Collection entries:
══════
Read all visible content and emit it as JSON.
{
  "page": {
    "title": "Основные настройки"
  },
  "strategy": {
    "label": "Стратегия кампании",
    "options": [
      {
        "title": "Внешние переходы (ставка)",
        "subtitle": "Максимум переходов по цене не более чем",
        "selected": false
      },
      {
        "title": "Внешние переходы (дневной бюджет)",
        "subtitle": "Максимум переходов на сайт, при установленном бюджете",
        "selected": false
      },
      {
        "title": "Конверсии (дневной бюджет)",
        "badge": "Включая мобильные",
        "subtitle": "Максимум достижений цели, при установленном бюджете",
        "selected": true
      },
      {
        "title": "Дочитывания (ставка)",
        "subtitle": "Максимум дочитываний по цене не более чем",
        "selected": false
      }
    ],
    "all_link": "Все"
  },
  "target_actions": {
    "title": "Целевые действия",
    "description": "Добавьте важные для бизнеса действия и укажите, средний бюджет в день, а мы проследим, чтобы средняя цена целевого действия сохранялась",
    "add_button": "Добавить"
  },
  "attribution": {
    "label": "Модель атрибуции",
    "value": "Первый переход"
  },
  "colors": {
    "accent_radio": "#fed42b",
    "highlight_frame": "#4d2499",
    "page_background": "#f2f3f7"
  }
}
══════
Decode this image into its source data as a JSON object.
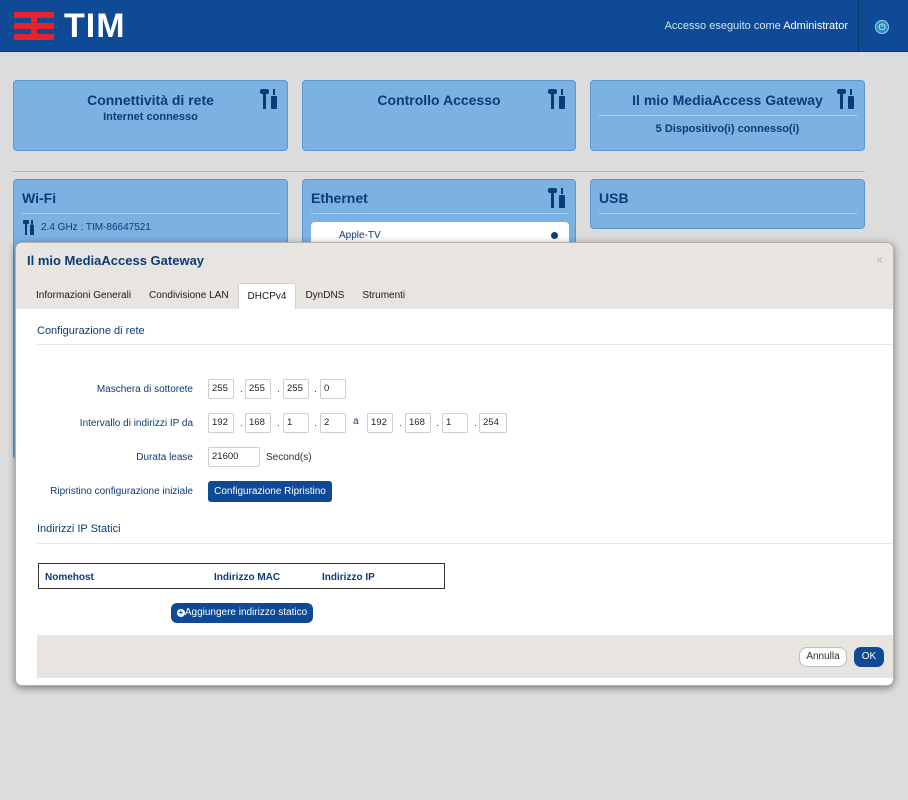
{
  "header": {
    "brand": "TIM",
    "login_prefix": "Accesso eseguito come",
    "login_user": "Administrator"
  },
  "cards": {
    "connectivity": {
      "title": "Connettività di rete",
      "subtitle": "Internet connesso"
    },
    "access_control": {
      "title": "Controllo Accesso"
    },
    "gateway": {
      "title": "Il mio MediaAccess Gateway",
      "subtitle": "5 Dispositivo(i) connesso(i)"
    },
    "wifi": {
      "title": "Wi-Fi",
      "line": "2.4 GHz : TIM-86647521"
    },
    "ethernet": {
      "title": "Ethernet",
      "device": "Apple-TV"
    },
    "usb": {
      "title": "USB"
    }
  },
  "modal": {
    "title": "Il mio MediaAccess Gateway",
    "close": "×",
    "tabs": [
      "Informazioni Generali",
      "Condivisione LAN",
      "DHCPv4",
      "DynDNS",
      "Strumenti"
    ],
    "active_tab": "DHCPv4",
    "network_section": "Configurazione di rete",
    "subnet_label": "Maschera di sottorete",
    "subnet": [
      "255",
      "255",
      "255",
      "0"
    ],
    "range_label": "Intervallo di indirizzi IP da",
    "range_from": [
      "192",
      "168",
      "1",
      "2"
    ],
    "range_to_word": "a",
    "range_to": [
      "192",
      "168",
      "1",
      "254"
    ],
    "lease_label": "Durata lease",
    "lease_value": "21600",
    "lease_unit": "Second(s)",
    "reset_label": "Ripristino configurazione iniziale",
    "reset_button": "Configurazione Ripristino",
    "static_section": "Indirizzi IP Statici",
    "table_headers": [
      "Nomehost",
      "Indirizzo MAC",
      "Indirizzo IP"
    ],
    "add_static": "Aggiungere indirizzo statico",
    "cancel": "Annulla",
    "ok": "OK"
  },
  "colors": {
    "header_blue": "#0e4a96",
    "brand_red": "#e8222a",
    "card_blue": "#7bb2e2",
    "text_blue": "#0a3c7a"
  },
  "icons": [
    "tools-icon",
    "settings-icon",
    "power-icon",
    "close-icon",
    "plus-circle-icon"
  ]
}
══════
**WHAT YOU ARE ASKED TO DO**
Search the data for the string "дневной". List each line that has it.

**THE COMPLETED TASK**
        "title": "Внешние переходы (дневной бюджет)",
        "title": "Конверсии (дневной бюджет)",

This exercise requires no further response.